## START Data shown

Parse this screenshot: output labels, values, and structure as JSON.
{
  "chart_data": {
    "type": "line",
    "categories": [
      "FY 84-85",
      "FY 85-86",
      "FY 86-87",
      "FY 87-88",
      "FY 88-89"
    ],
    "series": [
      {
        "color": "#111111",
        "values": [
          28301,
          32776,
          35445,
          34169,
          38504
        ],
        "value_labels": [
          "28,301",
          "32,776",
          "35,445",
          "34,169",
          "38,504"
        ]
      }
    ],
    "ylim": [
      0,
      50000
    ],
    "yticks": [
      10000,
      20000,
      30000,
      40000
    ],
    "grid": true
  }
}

## END Data shown

Problem requirements: Extract each line holding the string "values".

Reply:
Parse this screenshot: output labels, values, and structure as JSON.
        "values": [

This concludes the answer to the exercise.